◆ **DATA**
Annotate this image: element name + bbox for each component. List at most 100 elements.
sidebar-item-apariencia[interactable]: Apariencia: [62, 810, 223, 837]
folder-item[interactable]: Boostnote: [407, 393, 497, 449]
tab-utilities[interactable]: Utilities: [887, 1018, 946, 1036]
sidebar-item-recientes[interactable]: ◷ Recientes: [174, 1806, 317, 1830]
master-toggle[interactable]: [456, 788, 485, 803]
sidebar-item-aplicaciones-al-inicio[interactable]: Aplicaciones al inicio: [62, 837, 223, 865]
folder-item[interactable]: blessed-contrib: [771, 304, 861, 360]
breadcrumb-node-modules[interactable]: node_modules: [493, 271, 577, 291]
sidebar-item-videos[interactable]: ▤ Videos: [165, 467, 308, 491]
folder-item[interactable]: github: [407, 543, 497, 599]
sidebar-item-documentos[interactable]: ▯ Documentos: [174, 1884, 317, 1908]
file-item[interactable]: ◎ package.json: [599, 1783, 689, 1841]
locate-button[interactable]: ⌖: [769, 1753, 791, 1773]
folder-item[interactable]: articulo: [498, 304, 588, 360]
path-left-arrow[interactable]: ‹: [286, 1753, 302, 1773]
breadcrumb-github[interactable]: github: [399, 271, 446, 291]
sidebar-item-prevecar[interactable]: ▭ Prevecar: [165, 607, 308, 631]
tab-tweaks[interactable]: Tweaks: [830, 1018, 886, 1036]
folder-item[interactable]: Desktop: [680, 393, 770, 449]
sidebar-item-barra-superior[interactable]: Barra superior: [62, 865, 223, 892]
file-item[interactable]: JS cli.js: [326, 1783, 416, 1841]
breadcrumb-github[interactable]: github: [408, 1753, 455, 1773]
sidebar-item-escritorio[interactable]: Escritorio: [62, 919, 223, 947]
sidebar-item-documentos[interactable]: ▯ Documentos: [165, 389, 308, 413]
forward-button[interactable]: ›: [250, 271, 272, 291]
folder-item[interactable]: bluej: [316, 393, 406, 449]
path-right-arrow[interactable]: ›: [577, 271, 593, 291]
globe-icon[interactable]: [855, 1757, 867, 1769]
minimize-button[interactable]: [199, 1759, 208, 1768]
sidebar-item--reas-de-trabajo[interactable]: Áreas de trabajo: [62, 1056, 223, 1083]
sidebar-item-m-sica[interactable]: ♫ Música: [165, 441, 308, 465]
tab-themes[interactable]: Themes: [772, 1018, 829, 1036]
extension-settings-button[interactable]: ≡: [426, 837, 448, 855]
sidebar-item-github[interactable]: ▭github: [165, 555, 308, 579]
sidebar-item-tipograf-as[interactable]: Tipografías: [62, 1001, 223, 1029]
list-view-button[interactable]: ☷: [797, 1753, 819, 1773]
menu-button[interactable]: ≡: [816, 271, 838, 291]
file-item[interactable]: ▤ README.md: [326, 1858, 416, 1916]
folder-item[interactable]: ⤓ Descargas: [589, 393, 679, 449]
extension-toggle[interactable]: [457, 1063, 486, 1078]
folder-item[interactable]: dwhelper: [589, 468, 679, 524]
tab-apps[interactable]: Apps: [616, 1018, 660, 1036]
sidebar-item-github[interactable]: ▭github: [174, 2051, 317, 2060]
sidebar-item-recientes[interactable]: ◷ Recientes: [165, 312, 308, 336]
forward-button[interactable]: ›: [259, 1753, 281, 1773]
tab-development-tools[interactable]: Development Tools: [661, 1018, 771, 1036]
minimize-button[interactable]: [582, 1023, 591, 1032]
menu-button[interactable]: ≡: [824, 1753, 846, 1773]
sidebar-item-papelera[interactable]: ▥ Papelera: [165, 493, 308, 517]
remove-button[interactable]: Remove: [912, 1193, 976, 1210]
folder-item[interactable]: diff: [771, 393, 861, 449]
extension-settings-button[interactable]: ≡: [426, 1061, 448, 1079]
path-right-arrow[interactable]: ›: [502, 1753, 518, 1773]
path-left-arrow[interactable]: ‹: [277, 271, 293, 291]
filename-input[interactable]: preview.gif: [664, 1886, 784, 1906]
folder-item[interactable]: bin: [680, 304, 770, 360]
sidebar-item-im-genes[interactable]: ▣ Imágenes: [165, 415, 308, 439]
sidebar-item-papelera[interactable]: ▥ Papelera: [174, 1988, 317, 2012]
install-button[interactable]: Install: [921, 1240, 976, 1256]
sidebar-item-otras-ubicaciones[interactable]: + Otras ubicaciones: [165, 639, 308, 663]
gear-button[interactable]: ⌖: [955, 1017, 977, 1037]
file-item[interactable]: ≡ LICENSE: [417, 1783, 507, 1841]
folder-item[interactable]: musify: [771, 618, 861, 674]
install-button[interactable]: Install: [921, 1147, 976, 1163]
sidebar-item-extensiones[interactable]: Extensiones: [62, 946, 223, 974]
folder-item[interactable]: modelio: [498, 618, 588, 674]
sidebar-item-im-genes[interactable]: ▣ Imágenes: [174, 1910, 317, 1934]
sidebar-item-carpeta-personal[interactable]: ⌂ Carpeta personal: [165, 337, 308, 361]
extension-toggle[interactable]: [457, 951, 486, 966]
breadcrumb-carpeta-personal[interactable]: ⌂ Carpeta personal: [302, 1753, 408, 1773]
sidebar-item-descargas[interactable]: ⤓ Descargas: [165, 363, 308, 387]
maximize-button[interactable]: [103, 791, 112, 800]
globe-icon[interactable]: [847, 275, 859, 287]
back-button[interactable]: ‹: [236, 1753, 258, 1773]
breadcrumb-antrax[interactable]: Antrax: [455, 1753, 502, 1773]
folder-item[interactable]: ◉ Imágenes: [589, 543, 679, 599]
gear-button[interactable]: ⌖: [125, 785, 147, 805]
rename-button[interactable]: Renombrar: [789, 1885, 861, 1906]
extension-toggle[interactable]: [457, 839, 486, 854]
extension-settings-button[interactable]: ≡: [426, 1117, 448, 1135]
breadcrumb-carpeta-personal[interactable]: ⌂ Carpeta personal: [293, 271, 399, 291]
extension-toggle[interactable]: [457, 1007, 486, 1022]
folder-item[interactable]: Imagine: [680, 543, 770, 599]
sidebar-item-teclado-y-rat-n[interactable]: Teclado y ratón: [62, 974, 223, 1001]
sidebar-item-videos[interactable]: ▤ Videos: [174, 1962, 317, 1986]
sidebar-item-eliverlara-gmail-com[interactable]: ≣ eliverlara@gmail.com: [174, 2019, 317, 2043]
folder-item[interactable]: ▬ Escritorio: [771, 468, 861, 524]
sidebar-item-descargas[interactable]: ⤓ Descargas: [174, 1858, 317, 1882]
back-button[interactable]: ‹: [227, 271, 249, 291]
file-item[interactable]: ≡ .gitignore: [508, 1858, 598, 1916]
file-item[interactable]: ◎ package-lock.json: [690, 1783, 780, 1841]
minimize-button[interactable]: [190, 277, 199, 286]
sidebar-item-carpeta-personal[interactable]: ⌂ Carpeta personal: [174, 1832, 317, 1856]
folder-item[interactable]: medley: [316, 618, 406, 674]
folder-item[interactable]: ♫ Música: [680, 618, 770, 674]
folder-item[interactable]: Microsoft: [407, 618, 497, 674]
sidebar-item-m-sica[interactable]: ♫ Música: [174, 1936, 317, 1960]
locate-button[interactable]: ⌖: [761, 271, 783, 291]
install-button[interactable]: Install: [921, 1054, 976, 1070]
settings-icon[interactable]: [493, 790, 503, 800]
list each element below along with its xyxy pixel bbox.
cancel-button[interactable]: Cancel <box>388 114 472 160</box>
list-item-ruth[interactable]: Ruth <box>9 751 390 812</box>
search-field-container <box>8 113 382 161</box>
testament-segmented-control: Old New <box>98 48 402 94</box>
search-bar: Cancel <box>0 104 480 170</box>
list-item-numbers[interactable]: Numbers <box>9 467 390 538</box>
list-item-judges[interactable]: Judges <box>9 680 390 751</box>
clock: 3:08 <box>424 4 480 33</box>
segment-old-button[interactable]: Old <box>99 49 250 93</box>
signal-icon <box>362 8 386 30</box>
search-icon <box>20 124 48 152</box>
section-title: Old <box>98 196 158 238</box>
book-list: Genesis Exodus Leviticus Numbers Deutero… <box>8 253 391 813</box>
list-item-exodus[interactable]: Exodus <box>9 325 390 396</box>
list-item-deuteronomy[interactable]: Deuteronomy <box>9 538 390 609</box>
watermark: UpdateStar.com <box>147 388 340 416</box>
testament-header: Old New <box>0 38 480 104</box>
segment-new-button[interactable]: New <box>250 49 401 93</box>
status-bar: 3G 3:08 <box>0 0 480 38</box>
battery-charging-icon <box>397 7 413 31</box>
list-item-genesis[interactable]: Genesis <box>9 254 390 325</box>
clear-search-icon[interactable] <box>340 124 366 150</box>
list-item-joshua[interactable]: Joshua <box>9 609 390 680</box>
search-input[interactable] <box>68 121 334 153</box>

◆ **DIRECTIONS FOR THIS TASK**
What lines of the material contain "videos"? Show them.

◆ **YOUR SOLUTION**
sidebar-item-videos[interactable]: ▤ Videos: [165, 467, 308, 491]
sidebar-item-videos[interactable]: ▤ Videos: [174, 1962, 317, 1986]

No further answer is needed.